▸ **What you will do**:
Scan the entries below and give the number of lines containing "panel", with no accompanying words.

START Extracted information

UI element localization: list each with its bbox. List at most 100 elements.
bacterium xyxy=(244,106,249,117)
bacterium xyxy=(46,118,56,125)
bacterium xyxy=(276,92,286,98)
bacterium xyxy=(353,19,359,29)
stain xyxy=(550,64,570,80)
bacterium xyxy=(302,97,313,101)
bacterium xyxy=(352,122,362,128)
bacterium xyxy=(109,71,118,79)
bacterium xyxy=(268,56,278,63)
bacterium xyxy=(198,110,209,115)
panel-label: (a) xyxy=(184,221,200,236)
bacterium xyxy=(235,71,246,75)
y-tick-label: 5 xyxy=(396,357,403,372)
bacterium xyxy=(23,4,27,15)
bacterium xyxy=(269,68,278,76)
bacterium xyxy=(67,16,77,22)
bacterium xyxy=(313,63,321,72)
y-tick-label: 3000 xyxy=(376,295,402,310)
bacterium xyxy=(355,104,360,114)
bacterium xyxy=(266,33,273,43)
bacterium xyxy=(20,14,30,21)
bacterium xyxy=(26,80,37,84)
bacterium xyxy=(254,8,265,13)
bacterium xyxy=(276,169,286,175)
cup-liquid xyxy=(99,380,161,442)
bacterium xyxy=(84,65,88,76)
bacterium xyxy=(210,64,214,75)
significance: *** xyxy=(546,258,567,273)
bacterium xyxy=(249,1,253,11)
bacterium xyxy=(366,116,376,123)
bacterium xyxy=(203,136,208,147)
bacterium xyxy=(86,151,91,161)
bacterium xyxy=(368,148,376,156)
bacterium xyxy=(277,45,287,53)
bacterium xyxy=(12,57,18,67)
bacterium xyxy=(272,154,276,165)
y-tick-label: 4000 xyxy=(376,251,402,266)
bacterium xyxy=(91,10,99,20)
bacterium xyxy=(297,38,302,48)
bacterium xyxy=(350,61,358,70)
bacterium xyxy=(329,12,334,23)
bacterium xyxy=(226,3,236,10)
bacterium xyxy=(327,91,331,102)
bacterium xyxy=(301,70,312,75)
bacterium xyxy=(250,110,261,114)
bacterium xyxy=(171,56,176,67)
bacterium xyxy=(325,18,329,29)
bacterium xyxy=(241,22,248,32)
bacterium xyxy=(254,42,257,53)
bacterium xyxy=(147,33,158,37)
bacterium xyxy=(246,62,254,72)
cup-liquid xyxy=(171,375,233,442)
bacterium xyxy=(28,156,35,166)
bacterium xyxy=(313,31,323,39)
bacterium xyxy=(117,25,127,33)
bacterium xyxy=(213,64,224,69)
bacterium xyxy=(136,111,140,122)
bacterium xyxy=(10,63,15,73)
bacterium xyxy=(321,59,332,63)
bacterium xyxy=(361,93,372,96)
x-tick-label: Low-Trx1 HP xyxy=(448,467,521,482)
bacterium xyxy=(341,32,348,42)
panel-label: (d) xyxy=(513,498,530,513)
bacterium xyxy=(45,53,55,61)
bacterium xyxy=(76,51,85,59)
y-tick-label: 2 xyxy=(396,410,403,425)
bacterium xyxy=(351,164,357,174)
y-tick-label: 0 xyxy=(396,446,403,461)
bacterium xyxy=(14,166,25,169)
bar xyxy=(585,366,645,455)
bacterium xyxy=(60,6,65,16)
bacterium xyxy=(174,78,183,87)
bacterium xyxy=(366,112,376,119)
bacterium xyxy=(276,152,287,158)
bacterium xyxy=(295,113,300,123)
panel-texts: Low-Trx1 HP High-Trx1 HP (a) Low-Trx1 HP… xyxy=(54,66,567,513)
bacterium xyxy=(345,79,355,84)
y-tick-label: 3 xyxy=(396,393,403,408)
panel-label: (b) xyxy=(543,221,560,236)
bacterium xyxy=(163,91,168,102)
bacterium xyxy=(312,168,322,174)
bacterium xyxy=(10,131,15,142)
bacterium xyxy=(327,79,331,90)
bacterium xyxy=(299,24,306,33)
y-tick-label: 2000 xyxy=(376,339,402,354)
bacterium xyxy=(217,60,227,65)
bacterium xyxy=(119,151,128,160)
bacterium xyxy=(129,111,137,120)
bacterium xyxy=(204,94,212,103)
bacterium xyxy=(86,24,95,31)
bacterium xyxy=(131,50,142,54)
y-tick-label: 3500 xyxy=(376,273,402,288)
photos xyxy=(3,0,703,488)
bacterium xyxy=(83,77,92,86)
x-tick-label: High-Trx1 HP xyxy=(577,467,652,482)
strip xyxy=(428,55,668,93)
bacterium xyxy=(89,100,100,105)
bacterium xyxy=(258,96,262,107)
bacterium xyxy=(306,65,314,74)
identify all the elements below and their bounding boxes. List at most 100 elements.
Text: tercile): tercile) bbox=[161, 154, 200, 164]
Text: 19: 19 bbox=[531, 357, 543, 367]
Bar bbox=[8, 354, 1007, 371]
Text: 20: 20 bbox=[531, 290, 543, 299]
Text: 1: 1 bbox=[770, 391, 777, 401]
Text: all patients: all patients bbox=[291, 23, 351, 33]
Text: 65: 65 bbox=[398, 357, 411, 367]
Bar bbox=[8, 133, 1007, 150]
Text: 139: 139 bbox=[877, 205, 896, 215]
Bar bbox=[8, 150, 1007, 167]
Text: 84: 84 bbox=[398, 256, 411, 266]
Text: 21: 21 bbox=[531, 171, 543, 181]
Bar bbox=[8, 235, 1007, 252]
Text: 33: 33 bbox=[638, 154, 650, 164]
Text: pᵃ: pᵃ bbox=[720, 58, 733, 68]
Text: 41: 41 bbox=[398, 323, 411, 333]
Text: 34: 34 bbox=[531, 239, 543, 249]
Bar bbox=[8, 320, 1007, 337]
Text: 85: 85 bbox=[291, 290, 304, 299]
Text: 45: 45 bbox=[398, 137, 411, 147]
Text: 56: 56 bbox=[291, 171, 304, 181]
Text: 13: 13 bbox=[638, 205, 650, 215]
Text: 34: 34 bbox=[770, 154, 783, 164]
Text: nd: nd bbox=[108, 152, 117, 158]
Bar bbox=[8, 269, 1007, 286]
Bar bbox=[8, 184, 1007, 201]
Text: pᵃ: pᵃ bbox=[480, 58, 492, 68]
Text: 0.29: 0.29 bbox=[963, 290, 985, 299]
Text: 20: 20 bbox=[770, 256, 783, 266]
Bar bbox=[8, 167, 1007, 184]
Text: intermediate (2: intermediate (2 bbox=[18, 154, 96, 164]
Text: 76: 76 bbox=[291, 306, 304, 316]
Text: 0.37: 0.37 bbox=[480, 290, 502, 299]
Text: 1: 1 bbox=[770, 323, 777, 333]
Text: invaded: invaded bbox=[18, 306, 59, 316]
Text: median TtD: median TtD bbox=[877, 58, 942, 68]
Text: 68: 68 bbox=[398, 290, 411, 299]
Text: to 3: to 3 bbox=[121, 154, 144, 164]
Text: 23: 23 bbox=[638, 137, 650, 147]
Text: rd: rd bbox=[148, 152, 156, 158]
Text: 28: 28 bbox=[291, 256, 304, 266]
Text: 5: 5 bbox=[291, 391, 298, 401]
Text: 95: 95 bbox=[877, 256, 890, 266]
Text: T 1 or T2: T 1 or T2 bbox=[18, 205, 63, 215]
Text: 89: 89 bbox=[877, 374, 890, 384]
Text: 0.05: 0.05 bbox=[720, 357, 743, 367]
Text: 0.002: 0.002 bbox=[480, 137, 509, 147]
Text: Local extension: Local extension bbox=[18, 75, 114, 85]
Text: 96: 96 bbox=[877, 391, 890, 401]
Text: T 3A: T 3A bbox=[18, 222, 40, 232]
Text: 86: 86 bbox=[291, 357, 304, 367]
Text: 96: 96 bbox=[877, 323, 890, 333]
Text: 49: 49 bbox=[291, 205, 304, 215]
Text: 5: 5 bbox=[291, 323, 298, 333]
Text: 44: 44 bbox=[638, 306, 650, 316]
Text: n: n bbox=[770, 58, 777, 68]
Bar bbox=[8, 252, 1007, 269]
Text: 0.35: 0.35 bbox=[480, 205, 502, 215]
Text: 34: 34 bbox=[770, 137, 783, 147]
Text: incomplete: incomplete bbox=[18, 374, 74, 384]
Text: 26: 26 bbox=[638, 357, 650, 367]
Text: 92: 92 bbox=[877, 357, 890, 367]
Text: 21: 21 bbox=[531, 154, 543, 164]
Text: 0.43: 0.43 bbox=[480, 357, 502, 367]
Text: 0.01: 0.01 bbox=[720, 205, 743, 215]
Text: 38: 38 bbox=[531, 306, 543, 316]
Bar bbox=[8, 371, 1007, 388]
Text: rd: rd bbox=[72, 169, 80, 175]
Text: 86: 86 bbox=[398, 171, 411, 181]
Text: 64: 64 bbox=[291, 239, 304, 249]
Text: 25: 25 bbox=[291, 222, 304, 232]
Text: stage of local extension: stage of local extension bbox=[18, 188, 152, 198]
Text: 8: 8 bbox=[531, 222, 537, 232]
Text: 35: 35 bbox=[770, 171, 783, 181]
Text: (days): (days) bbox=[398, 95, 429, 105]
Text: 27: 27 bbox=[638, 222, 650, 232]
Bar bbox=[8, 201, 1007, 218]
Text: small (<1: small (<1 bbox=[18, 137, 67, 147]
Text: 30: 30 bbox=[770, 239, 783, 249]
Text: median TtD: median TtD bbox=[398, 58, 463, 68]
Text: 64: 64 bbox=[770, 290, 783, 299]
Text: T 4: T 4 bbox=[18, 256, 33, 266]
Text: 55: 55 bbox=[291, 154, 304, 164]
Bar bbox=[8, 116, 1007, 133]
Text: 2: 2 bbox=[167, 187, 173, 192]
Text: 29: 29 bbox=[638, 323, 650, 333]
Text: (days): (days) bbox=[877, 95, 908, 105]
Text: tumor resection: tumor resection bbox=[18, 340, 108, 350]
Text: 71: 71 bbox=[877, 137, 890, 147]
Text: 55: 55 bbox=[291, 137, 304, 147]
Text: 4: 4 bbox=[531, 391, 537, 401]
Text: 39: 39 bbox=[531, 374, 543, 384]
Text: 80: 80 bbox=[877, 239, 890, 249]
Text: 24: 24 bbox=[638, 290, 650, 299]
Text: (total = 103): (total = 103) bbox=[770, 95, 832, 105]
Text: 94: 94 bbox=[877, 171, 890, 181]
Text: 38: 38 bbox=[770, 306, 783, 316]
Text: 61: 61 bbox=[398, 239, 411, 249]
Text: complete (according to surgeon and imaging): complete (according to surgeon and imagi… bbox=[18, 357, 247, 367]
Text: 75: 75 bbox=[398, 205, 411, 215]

END Extracted information

▸ **Response**:
4